» To do
Pick out every line with the word "structured" and copy it.

[Begin Task data]

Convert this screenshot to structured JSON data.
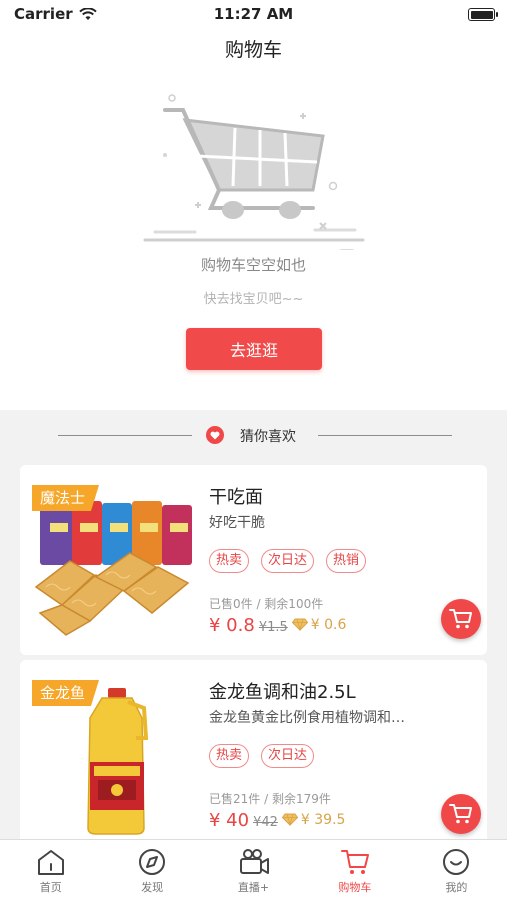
{
  "status_bar": {
    "carrier": "Carrier",
    "time": "11:27 AM"
  },
  "header": {
    "title": "购物车"
  },
  "empty": {
    "title": "购物车空空如也",
    "subtitle": "快去找宝贝吧~~",
    "button": "去逛逛"
  },
  "guess": {
    "label": "猜你喜欢"
  },
  "products": [
    {
      "tag": "魔法士",
      "name": "干吃面",
      "desc": "好吃干脆",
      "badges": [
        "热卖",
        "次日达",
        "热销"
      ],
      "sold": "已售0件 / 剩余100件",
      "price": "¥ 0.8",
      "original_price": "¥1.5",
      "vip_price": "¥ 0.6"
    },
    {
      "tag": "金龙鱼",
      "name": "金龙鱼调和油2.5L",
      "desc": "金龙鱼黄金比例食用植物调和…",
      "badges": [
        "热卖",
        "次日达"
      ],
      "sold": "已售21件 / 剩余179件",
      "price": "¥ 40",
      "original_price": "¥42",
      "vip_price": "¥ 39.5"
    }
  ],
  "tabs": [
    {
      "label": "首页",
      "icon": "home-icon",
      "active": false
    },
    {
      "label": "发现",
      "icon": "compass-icon",
      "active": false
    },
    {
      "label": "直播+",
      "icon": "camera-icon",
      "active": false
    },
    {
      "label": "购物车",
      "icon": "cart-icon",
      "active": true
    },
    {
      "label": "我的",
      "icon": "smiley-icon",
      "active": false
    }
  ],
  "colors": {
    "accent": "#f04848",
    "tag": "#f6a629",
    "vip": "#d9a34a"
  }
}
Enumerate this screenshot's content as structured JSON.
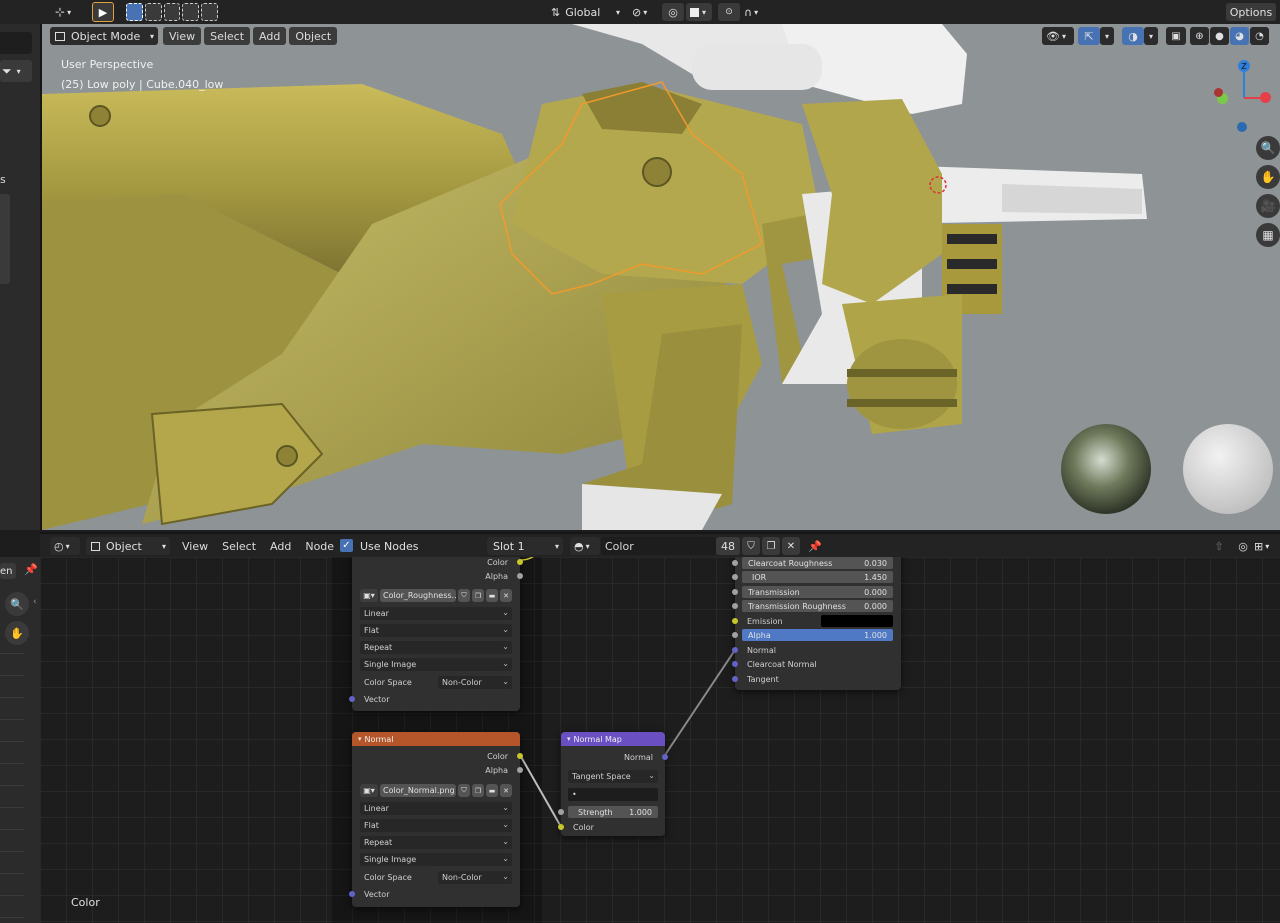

[End Task data]

» Finished exercise
Convert this screenshot to structured JSON data.
Enumerate this screenshot's content as structured JSON.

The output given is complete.